In Writing Screenplays that Sell, Michael Hauge offers us advise from a structural perspective that echoes that of other screenwriting gurus such as Field, Volgner, McKee, to name but three. Much of this advise can be of benefit to novelists such as myself, seeking to tighten and make supple, the overall shape of their stories. This post provides a checklist, taken from Hauge’s book, which should prove useful to screenwriters and novelists alike.

Story Structure

Structure is nothing other than a series of events that form a relationship to one another relative to their position in the story. Correct structure emerges when the right thing occurs at the right time to solicit maximum emotion and a sense of verisimilitude from the reader or audience.

A well structured story has three acts, or sections, or to state this more simply, it has a beginning, middle and end. The beginning establishes the setting, situation, the characters and their motivation, and the chief goal of the protagonist.

The middle part of the story, also known as the complication, provides, expands and complicates the obstacles to achieving that goal.

The end section resolves the question as to whether or not the goal can be achieved, most typically, through mounting tension and pace manifested through crisis, climax and resolution.

Having established that your story needs to have a properly structured beginning, middle and end, ask and answer the following questions:

Do your scenes do one or more of the following?

1. Contribute to or impede the protagonist’s pursuit of the goal?
2. Accelerate the pace of the story?
3. Build conflict?
4. Contribute to the overall rhythm of the story—fast scenes ought to be followed or preceded by slower ones and tense ones with lighter/humorous ones?

Labeled region entries
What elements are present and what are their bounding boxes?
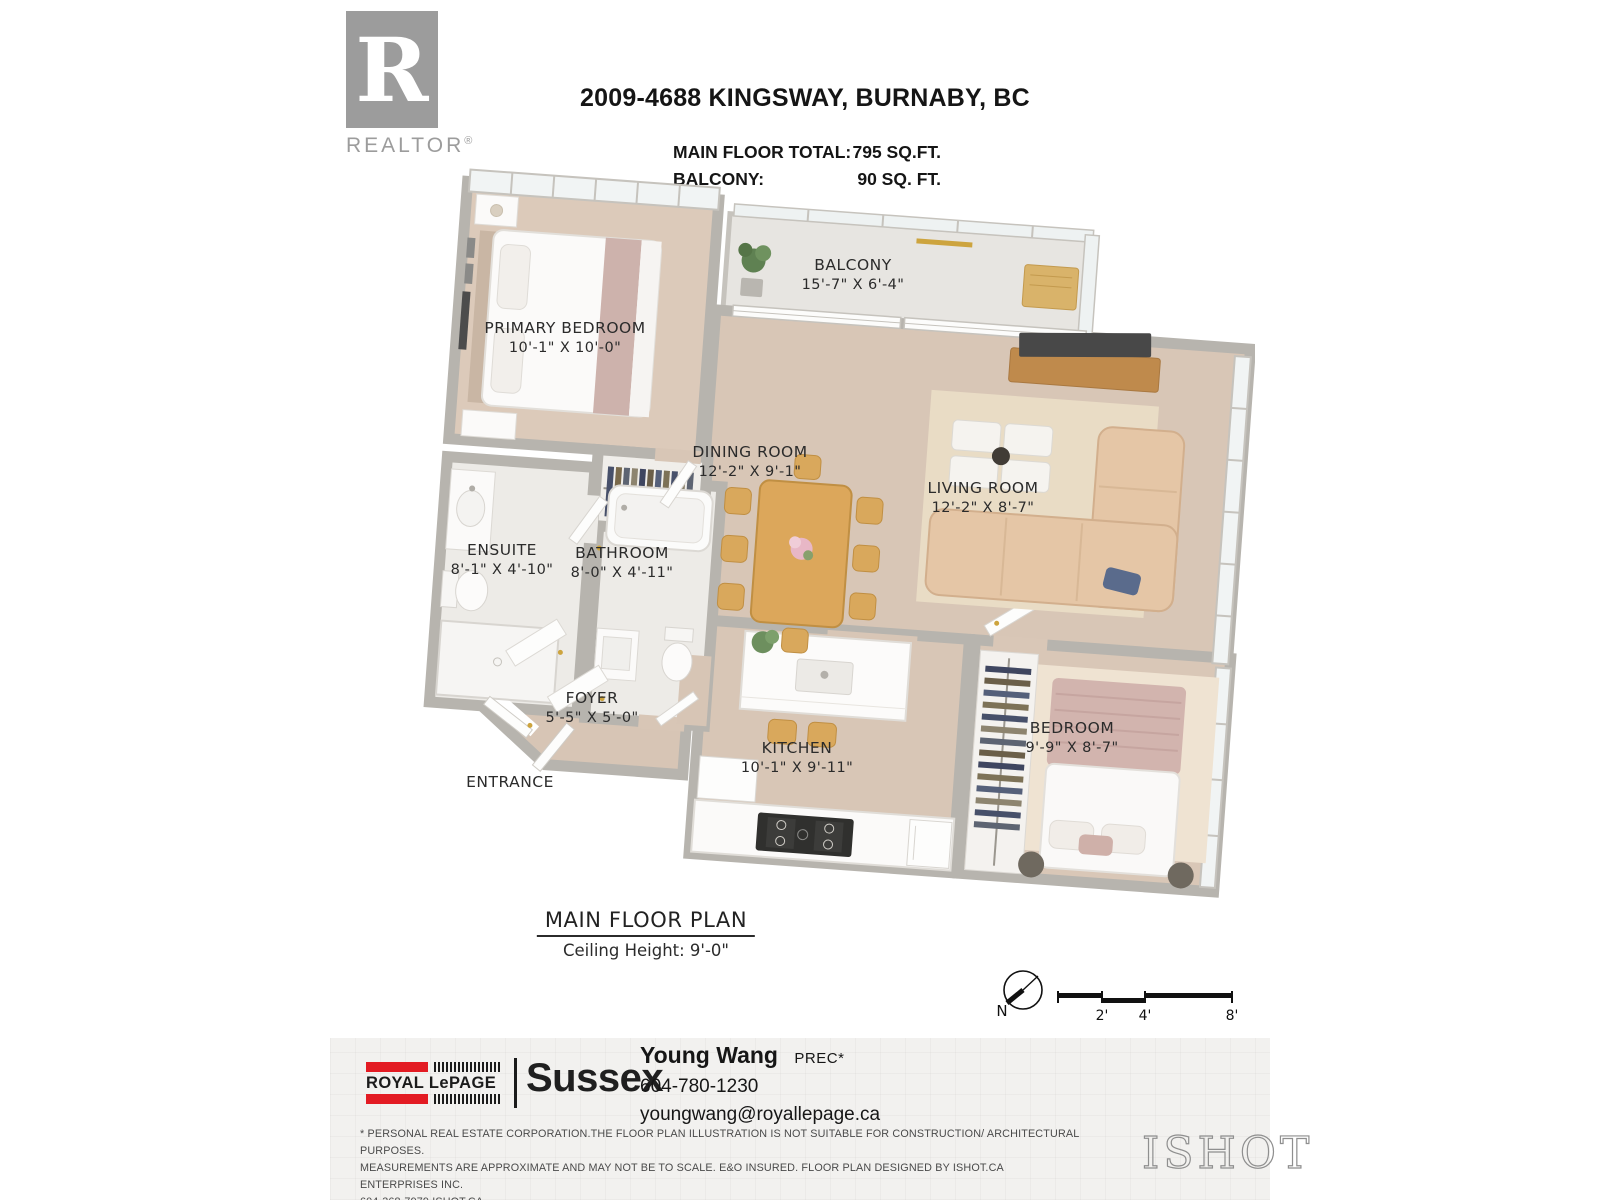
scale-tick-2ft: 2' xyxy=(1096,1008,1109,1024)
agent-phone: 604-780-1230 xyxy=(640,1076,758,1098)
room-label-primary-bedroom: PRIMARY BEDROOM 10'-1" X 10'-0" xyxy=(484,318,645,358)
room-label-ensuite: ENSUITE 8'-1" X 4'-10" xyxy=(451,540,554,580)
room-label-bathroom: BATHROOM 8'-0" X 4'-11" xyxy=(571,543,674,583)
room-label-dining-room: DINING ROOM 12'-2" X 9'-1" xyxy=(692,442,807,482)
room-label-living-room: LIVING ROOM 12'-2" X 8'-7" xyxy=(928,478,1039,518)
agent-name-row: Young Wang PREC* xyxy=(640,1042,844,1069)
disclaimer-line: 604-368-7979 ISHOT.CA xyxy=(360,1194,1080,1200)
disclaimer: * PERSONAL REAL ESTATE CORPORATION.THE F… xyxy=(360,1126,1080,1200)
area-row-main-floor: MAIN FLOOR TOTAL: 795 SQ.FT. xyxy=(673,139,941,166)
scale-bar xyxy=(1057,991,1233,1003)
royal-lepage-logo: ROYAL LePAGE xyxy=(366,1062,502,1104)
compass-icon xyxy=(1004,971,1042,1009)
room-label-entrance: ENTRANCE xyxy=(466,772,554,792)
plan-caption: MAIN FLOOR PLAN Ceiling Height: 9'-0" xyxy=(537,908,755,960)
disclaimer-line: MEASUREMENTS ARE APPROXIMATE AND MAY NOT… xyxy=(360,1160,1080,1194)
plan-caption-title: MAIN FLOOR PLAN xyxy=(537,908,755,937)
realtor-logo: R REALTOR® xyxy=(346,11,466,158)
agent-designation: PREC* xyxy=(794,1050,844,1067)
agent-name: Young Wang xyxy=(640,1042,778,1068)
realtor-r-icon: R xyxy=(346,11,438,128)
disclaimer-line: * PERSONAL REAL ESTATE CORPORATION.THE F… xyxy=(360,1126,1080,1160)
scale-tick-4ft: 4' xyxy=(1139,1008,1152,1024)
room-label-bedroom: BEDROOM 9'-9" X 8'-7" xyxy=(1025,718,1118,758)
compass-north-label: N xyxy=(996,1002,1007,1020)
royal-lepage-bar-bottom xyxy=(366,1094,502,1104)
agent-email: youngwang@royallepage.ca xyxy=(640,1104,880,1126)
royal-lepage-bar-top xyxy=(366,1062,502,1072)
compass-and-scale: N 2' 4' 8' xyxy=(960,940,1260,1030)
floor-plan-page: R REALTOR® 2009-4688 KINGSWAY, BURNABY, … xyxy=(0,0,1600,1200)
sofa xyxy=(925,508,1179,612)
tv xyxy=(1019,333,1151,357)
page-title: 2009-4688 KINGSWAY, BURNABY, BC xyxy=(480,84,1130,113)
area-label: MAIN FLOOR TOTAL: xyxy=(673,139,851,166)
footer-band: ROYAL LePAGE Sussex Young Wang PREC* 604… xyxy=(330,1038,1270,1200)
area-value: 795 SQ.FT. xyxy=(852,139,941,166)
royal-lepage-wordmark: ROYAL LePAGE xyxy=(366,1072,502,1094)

• **YOUR TASKS**:
1. Answer these about the story structure excerpt:
(a) Which book is the checklist taken from?
(b) What is the middle part of a story also known as?
(c) Through what three stages is mounting tension and pace manifested in the end section?
2. In the records, what is the stretch from the line containing "scale-tick-2ft: 2' xyxy=(1096,1008,1109,1024)" through the line containing "compass-icon xyxy=(1004,971,1042,1009)"? Copy it out word for word.

• **SOLUTIONS**:
1.
(a) Writing Screenplays that Sell
(b) The complication
(c) Crisis, climax and resolution

2.
scale-tick-2ft: 2' xyxy=(1096,1008,1109,1024)
agent-phone: 604-780-1230 xyxy=(640,1076,758,1098)
room-label-primary-bedroom: PRIMARY BEDROOM 10'-1" X 10'-0" xyxy=(484,318,645,358)
room-label-ensuite: ENSUITE 8'-1" X 4'-10" xyxy=(451,540,554,580)
room-label-bathroom: BATHROOM 8'-0" X 4'-11" xyxy=(571,543,674,583)
room-label-dining-room: DINING ROOM 12'-2" X 9'-1" xyxy=(692,442,807,482)
room-label-living-room: LIVING ROOM 12'-2" X 8'-7" xyxy=(928,478,1039,518)
agent-name-row: Young Wang PREC* xyxy=(640,1042,844,1069)
disclaimer-line: 604-368-7979 ISHOT.CA xyxy=(360,1194,1080,1200)
disclaimer: * PERSONAL REAL ESTATE CORPORATION.THE F… xyxy=(360,1126,1080,1200)
area-row-main-floor: MAIN FLOOR TOTAL: 795 SQ.FT. xyxy=(673,139,941,166)
scale-bar xyxy=(1057,991,1233,1003)
royal-lepage-logo: ROYAL LePAGE xyxy=(366,1062,502,1104)
compass-icon xyxy=(1004,971,1042,1009)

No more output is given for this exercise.